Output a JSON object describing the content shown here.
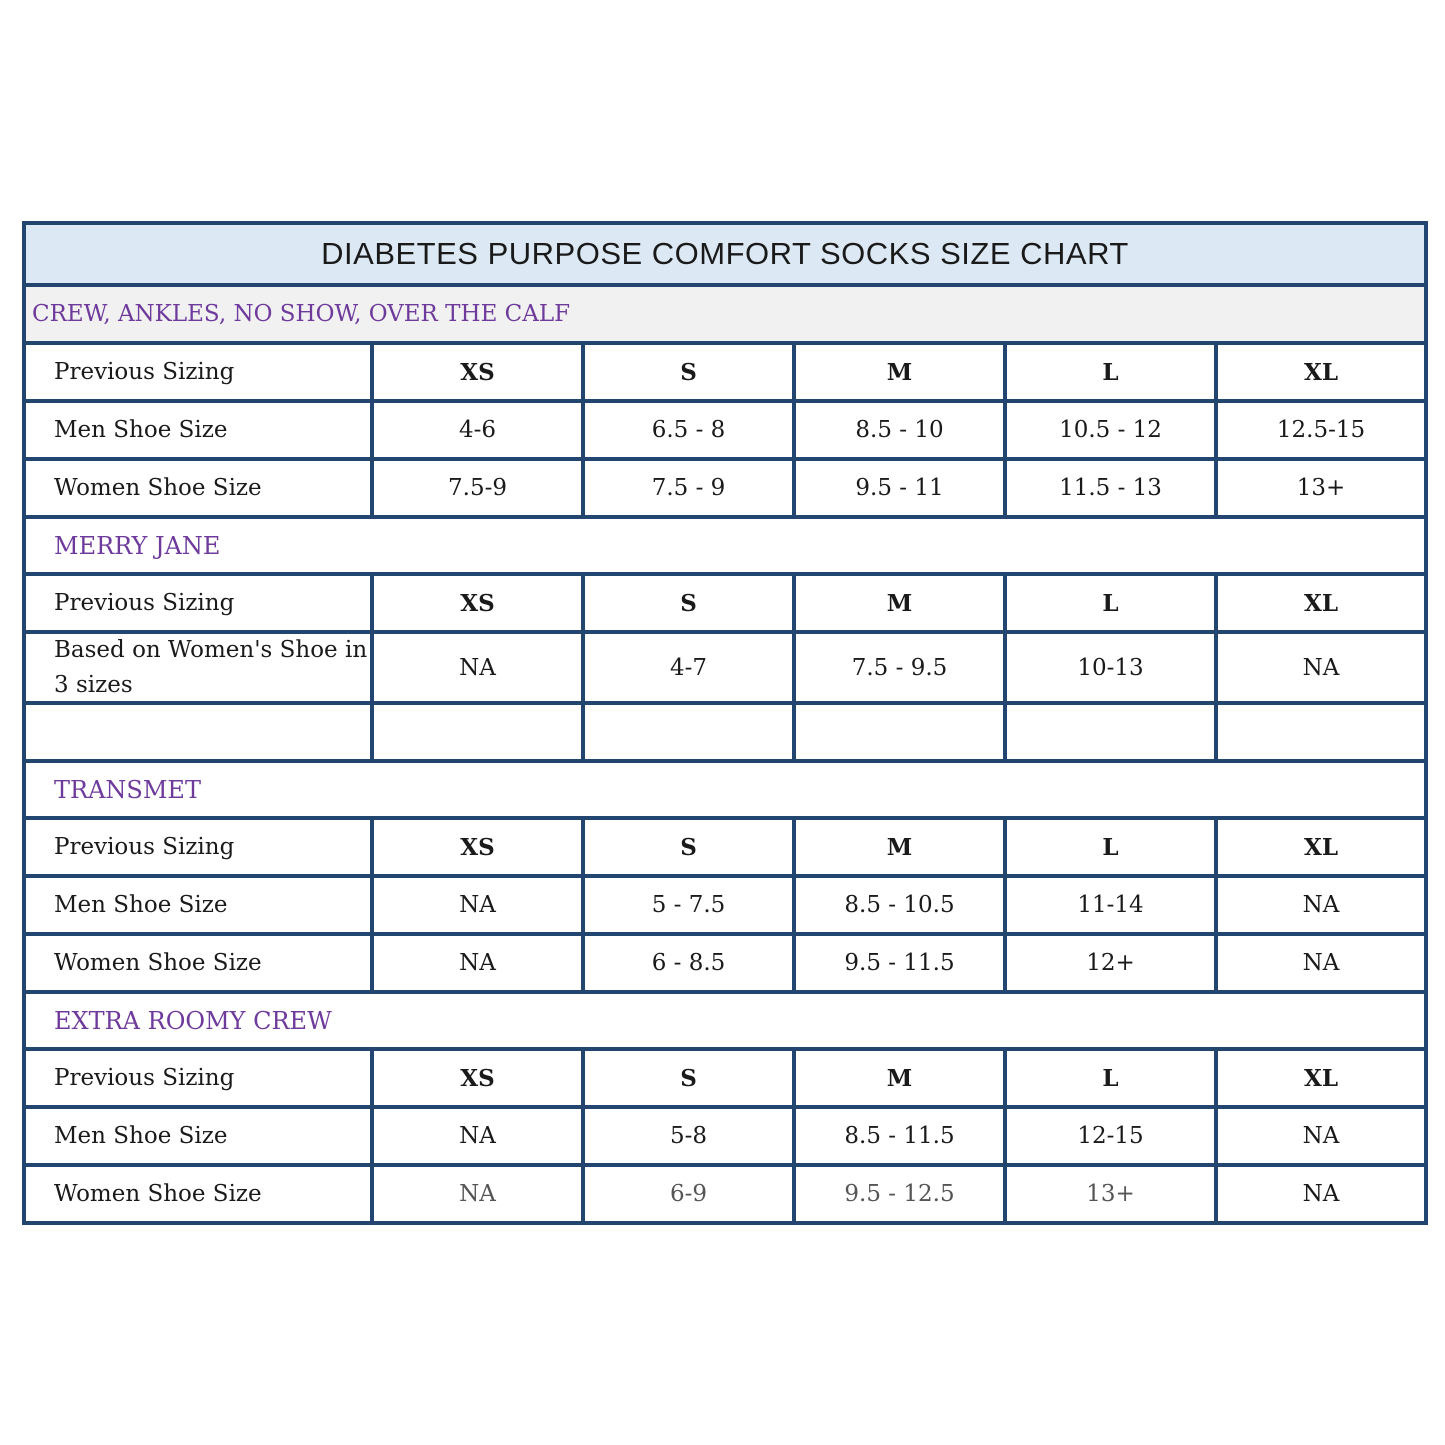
{
  "title": "DIABETES PURPOSE COMFORT SOCKS SIZE CHART",
  "sections": [
    {
      "name": "CREW, ANKLES, NO SHOW, OVER THE CALF",
      "rows": [
        {
          "label": "Previous Sizing",
          "values": [
            "XS",
            "S",
            "M",
            "L",
            "XL"
          ]
        },
        {
          "label": "Men Shoe Size",
          "values": [
            "4-6",
            "6.5 - 8",
            "8.5 - 10",
            "10.5 - 12",
            "12.5-15"
          ]
        },
        {
          "label": "Women Shoe Size",
          "values": [
            "7.5-9",
            "7.5 - 9",
            "9.5 - 11",
            "11.5 - 13",
            "13+"
          ]
        }
      ]
    },
    {
      "name": "MERRY JANE",
      "rows": [
        {
          "label": "Previous Sizing",
          "values": [
            "XS",
            "S",
            "M",
            "L",
            "XL"
          ]
        },
        {
          "label": "Based on Women's Shoe in 3 sizes",
          "values": [
            "NA",
            "4-7",
            "7.5 - 9.5",
            "10-13",
            "NA"
          ]
        },
        {
          "label": "",
          "values": [
            "",
            "",
            "",
            "",
            ""
          ]
        }
      ]
    },
    {
      "name": "TRANSMET",
      "rows": [
        {
          "label": "Previous Sizing",
          "values": [
            "XS",
            "S",
            "M",
            "L",
            "XL"
          ]
        },
        {
          "label": "Men Shoe Size",
          "values": [
            "NA",
            "5 - 7.5",
            "8.5 - 10.5",
            "11-14",
            "NA"
          ]
        },
        {
          "label": "Women Shoe Size",
          "values": [
            "NA",
            "6 - 8.5",
            "9.5 - 11.5",
            "12+",
            "NA"
          ]
        }
      ]
    },
    {
      "name": "EXTRA ROOMY CREW",
      "rows": [
        {
          "label": "Previous Sizing",
          "values": [
            "XS",
            "S",
            "M",
            "L",
            "XL"
          ]
        },
        {
          "label": "Men Shoe Size",
          "values": [
            "NA",
            "5-8",
            "8.5 - 11.5",
            "12-15",
            "NA"
          ]
        },
        {
          "label": "Women Shoe Size",
          "values": [
            "NA",
            "6-9",
            "9.5 - 12.5",
            "13+",
            "NA"
          ]
        }
      ]
    }
  ]
}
──────────────────────────────
— DIRECTION —
Leave the pictures out, and transcribe each of the records exactly.

— SOLUTION TO THIS PROBLEM —
Output a JSON object describing the content shown here.
{
  "title": "DIABETES PURPOSE COMFORT SOCKS SIZE CHART",
  "sections": [
    {
      "name": "CREW, ANKLES, NO SHOW, OVER THE CALF",
      "rows": [
        {
          "label": "Previous Sizing",
          "values": [
            "XS",
            "S",
            "M",
            "L",
            "XL"
          ]
        },
        {
          "label": "Men Shoe Size",
          "values": [
            "4-6",
            "6.5 - 8",
            "8.5 - 10",
            "10.5 - 12",
            "12.5-15"
          ]
        },
        {
          "label": "Women Shoe Size",
          "values": [
            "7.5-9",
            "7.5 - 9",
            "9.5 - 11",
            "11.5 - 13",
            "13+"
          ]
        }
      ]
    },
    {
      "name": "MERRY JANE",
      "rows": [
        {
          "label": "Previous Sizing",
          "values": [
            "XS",
            "S",
            "M",
            "L",
            "XL"
          ]
        },
        {
          "label": "Based on Women's Shoe in 3 sizes",
          "values": [
            "NA",
            "4-7",
            "7.5 - 9.5",
            "10-13",
            "NA"
          ]
        },
        {
          "label": "",
          "values": [
            "",
            "",
            "",
            "",
            ""
          ]
        }
      ]
    },
    {
      "name": "TRANSMET",
      "rows": [
        {
          "label": "Previous Sizing",
          "values": [
            "XS",
            "S",
            "M",
            "L",
            "XL"
          ]
        },
        {
          "label": "Men Shoe Size",
          "values": [
            "NA",
            "5 - 7.5",
            "8.5 - 10.5",
            "11-14",
            "NA"
          ]
        },
        {
          "label": "Women Shoe Size",
          "values": [
            "NA",
            "6 - 8.5",
            "9.5 - 11.5",
            "12+",
            "NA"
          ]
        }
      ]
    },
    {
      "name": "EXTRA ROOMY CREW",
      "rows": [
        {
          "label": "Previous Sizing",
          "values": [
            "XS",
            "S",
            "M",
            "L",
            "XL"
          ]
        },
        {
          "label": "Men Shoe Size",
          "values": [
            "NA",
            "5-8",
            "8.5 - 11.5",
            "12-15",
            "NA"
          ]
        },
        {
          "label": "Women Shoe Size",
          "values": [
            "NA",
            "6-9",
            "9.5 - 12.5",
            "13+",
            "NA"
          ]
        }
      ]
    }
  ]
}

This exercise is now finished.